§ **WHAT YOU HAVE TO DO**: Quote everything from the start of the entries down to the line containing "curve-point bbox=[664, 1192, 666, 1194]", including that line, without changing a character.

§ **THE INPUT**:

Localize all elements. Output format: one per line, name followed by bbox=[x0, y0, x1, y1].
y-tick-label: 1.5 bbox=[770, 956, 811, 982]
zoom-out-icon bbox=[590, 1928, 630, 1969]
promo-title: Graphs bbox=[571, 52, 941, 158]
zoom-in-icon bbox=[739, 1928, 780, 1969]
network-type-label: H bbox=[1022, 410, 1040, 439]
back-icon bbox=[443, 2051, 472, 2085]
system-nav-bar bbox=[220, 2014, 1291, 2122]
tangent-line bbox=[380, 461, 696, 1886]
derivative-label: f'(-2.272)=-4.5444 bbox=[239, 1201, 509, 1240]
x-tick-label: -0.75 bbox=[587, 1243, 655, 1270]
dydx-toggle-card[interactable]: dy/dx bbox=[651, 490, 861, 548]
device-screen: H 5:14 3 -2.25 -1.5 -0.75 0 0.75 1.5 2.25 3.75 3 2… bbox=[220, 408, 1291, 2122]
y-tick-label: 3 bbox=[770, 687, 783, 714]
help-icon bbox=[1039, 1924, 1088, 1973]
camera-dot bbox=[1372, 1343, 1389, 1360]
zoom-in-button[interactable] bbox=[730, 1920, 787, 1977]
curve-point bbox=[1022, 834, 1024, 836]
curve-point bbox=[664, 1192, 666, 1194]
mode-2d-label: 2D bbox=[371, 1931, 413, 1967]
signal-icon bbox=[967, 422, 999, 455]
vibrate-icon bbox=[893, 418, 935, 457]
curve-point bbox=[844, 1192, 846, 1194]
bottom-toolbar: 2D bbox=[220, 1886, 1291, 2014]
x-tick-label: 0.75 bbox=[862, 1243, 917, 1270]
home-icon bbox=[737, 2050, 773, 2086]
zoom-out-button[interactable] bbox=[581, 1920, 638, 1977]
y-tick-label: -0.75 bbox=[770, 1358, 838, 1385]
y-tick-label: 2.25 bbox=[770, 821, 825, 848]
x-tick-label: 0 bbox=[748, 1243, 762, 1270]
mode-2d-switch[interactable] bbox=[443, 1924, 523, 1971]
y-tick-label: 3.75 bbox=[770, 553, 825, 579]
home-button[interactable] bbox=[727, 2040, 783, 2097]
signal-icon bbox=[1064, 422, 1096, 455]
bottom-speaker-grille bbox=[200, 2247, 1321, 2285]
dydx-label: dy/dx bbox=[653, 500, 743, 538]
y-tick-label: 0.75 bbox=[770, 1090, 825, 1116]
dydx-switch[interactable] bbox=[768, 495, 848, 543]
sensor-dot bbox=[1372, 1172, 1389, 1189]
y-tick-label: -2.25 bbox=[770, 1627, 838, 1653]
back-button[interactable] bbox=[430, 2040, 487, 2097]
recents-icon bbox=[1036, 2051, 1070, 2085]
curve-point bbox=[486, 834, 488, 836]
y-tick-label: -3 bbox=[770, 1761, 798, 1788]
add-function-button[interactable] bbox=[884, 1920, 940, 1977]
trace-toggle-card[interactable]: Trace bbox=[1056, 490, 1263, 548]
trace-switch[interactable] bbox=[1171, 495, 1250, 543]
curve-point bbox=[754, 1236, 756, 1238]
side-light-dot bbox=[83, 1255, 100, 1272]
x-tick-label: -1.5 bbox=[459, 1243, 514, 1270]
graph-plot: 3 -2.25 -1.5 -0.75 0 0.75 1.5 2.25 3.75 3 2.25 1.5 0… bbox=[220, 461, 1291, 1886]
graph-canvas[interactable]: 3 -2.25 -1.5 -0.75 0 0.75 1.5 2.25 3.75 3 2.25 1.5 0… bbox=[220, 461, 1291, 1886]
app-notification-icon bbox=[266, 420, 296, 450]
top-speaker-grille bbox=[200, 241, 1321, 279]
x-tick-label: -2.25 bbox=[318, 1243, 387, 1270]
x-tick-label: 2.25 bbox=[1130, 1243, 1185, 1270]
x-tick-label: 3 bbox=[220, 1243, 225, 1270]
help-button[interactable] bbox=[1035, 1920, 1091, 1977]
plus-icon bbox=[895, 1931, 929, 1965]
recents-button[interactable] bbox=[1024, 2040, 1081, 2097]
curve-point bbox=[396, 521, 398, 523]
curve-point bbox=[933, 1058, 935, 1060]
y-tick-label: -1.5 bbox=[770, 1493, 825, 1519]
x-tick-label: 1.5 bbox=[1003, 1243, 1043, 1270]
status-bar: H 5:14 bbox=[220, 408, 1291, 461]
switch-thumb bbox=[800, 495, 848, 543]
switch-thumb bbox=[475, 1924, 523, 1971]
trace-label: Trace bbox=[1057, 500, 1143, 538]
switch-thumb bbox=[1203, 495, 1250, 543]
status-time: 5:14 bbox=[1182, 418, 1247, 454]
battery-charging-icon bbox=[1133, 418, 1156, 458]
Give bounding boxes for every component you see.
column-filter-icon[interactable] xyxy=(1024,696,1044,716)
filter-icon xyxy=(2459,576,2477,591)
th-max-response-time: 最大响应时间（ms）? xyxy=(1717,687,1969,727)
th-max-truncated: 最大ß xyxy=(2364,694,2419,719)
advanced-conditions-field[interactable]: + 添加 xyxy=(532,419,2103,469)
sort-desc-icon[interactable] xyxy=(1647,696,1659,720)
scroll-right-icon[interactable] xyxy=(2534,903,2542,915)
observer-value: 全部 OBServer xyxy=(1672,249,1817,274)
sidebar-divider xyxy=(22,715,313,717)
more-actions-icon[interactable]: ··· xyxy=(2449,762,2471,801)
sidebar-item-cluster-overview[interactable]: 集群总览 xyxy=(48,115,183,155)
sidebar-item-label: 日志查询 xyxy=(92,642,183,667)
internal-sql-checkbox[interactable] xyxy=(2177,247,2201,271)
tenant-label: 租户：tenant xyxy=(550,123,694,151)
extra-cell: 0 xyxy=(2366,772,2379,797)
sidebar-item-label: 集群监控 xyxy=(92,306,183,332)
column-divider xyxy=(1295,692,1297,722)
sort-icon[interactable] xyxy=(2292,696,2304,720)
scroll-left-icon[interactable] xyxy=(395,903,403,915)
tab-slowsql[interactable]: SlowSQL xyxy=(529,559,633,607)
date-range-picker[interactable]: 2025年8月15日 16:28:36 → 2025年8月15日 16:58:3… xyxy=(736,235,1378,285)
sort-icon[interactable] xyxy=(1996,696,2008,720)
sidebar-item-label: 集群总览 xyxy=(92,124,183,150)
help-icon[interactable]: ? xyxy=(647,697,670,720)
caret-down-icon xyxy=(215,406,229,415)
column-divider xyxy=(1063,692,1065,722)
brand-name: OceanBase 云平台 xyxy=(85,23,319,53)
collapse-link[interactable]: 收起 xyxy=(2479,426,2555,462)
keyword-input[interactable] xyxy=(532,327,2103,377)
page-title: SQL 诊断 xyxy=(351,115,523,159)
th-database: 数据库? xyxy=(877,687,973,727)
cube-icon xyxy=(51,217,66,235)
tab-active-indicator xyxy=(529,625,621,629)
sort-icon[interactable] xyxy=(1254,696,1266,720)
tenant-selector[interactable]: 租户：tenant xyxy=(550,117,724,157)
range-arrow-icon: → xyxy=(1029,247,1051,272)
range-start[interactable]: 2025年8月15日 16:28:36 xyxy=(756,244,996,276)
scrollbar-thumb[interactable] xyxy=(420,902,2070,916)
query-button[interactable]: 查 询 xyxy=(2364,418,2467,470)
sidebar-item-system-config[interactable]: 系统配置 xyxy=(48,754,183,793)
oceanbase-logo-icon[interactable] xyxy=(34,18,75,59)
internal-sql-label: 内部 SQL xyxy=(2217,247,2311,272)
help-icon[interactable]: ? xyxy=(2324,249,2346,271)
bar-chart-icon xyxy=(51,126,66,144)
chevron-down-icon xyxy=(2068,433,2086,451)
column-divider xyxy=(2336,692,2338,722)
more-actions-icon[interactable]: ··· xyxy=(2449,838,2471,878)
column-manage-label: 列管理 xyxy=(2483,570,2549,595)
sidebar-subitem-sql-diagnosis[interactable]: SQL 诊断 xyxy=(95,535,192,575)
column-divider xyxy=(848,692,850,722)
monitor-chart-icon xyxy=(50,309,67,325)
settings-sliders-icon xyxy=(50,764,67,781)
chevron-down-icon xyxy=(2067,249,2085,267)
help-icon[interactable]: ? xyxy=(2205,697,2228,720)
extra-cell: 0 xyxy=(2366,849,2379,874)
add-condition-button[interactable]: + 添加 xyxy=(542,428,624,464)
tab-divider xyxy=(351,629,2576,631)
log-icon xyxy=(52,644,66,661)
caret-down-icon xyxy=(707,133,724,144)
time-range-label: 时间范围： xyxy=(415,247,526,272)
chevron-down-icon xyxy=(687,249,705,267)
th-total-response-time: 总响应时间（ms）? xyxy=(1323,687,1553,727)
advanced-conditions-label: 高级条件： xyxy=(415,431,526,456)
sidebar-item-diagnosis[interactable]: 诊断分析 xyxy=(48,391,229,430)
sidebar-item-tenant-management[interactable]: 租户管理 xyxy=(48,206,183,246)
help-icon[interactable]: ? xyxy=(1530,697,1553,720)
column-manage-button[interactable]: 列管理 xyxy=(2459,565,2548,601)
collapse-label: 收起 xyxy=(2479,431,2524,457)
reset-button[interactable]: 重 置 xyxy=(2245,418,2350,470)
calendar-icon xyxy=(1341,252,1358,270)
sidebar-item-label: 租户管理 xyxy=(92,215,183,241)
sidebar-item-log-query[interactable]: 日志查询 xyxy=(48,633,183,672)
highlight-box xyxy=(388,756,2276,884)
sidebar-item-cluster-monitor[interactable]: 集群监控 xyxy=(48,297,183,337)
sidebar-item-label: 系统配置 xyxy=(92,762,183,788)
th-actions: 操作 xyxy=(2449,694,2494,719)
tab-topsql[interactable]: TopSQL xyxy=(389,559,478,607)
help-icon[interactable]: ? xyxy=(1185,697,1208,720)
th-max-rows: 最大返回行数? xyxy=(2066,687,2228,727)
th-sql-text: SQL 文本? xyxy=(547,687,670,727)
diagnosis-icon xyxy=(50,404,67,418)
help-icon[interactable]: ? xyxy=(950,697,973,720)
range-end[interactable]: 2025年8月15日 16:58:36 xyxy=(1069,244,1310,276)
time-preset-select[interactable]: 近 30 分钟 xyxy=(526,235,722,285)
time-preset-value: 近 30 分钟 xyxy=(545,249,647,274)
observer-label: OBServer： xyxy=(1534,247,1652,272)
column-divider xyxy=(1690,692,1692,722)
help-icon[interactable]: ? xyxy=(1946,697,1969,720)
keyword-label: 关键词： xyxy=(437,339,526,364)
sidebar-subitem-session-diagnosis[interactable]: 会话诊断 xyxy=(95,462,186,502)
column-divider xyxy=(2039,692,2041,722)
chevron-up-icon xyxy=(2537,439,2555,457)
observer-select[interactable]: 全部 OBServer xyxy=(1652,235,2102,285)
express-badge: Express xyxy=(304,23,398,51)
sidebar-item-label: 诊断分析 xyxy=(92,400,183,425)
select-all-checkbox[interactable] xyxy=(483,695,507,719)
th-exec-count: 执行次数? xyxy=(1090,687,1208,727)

§ **THE ANSWER**:
Localize all elements. Output format: one per line, name followed by bbox=[x0, y0, x1, y1].
y-tick-label: 1.5 bbox=[770, 956, 811, 982]
zoom-out-icon bbox=[590, 1928, 630, 1969]
promo-title: Graphs bbox=[571, 52, 941, 158]
zoom-in-icon bbox=[739, 1928, 780, 1969]
network-type-label: H bbox=[1022, 410, 1040, 439]
back-icon bbox=[443, 2051, 472, 2085]
system-nav-bar bbox=[220, 2014, 1291, 2122]
tangent-line bbox=[380, 461, 696, 1886]
derivative-label: f'(-2.272)=-4.5444 bbox=[239, 1201, 509, 1240]
x-tick-label: -0.75 bbox=[587, 1243, 655, 1270]
dydx-toggle-card[interactable]: dy/dx bbox=[651, 490, 861, 548]
device-screen: H 5:14 3 -2.25 -1.5 -0.75 0 0.75 1.5 2.25 3.75 3 2… bbox=[220, 408, 1291, 2122]
y-tick-label: 3 bbox=[770, 687, 783, 714]
help-icon bbox=[1039, 1924, 1088, 1973]
camera-dot bbox=[1372, 1343, 1389, 1360]
zoom-in-button[interactable] bbox=[730, 1920, 787, 1977]
curve-point bbox=[1022, 834, 1024, 836]
curve-point bbox=[664, 1192, 666, 1194]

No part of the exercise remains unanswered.